__WHAT IS EXPECTED__. Omit all images. Write out the rest of the material exactly.
☆ ☆ ☆
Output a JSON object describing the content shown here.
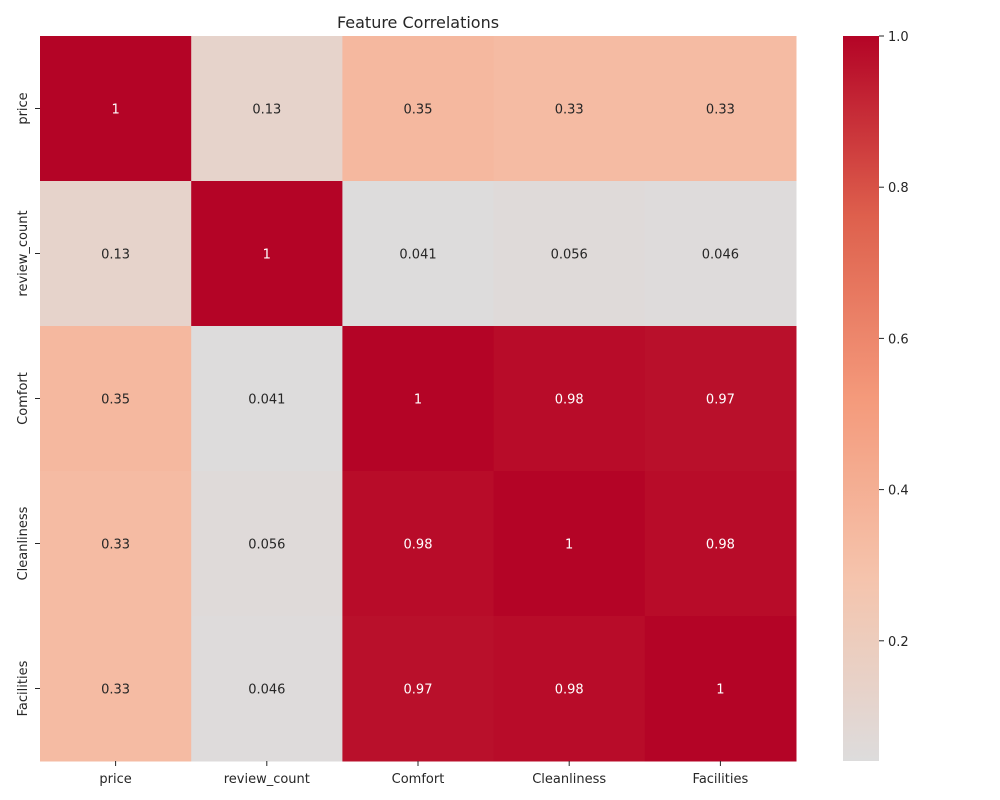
{
  "chart_data": {
    "type": "heatmap",
    "title": "Feature Correlations",
    "xlabel": "",
    "ylabel": "",
    "x_categories": [
      "price",
      "review_count",
      "Comfort",
      "Cleanliness",
      "Facilities"
    ],
    "y_categories": [
      "price",
      "review_count",
      "Comfort",
      "Cleanliness",
      "Facilities"
    ],
    "values": [
      [
        1,
        0.13,
        0.35,
        0.33,
        0.33
      ],
      [
        0.13,
        1,
        0.041,
        0.056,
        0.046
      ],
      [
        0.35,
        0.041,
        1,
        0.98,
        0.97
      ],
      [
        0.33,
        0.056,
        0.98,
        1,
        0.98
      ],
      [
        0.33,
        0.046,
        0.97,
        0.98,
        1
      ]
    ],
    "value_labels": [
      [
        "1",
        "0.13",
        "0.35",
        "0.33",
        "0.33"
      ],
      [
        "0.13",
        "1",
        "0.041",
        "0.056",
        "0.046"
      ],
      [
        "0.35",
        "0.041",
        "1",
        "0.98",
        "0.97"
      ],
      [
        "0.33",
        "0.056",
        "0.98",
        "1",
        "0.98"
      ],
      [
        "0.33",
        "0.046",
        "0.97",
        "0.98",
        "1"
      ]
    ],
    "colormap": "coolwarm",
    "color_range": [
      0.041,
      1
    ],
    "colorbar": {
      "ticks": [
        0.2,
        0.4,
        0.6,
        0.8,
        1.0
      ],
      "tick_labels": [
        "0.2",
        "0.4",
        "0.6",
        "0.8",
        "1.0"
      ],
      "placement": "right"
    },
    "grid": false,
    "colors": {
      "low": "#dddcdc",
      "high": "#b40426"
    }
  }
}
☆ ☆ ☆
__THE RESULT__.
Output a JSON object describing the content shown here.
{
  "chart_data": {
    "type": "heatmap",
    "title": "Feature Correlations",
    "xlabel": "",
    "ylabel": "",
    "x_categories": [
      "price",
      "review_count",
      "Comfort",
      "Cleanliness",
      "Facilities"
    ],
    "y_categories": [
      "price",
      "review_count",
      "Comfort",
      "Cleanliness",
      "Facilities"
    ],
    "values": [
      [
        1,
        0.13,
        0.35,
        0.33,
        0.33
      ],
      [
        0.13,
        1,
        0.041,
        0.056,
        0.046
      ],
      [
        0.35,
        0.041,
        1,
        0.98,
        0.97
      ],
      [
        0.33,
        0.056,
        0.98,
        1,
        0.98
      ],
      [
        0.33,
        0.046,
        0.97,
        0.98,
        1
      ]
    ],
    "value_labels": [
      [
        "1",
        "0.13",
        "0.35",
        "0.33",
        "0.33"
      ],
      [
        "0.13",
        "1",
        "0.041",
        "0.056",
        "0.046"
      ],
      [
        "0.35",
        "0.041",
        "1",
        "0.98",
        "0.97"
      ],
      [
        "0.33",
        "0.056",
        "0.98",
        "1",
        "0.98"
      ],
      [
        "0.33",
        "0.046",
        "0.97",
        "0.98",
        "1"
      ]
    ],
    "colormap": "coolwarm",
    "color_range": [
      0.041,
      1
    ],
    "colorbar": {
      "ticks": [
        0.2,
        0.4,
        0.6,
        0.8,
        1.0
      ],
      "tick_labels": [
        "0.2",
        "0.4",
        "0.6",
        "0.8",
        "1.0"
      ],
      "placement": "right"
    },
    "grid": false,
    "colors": {
      "low": "#dddcdc",
      "high": "#b40426"
    }
  }
}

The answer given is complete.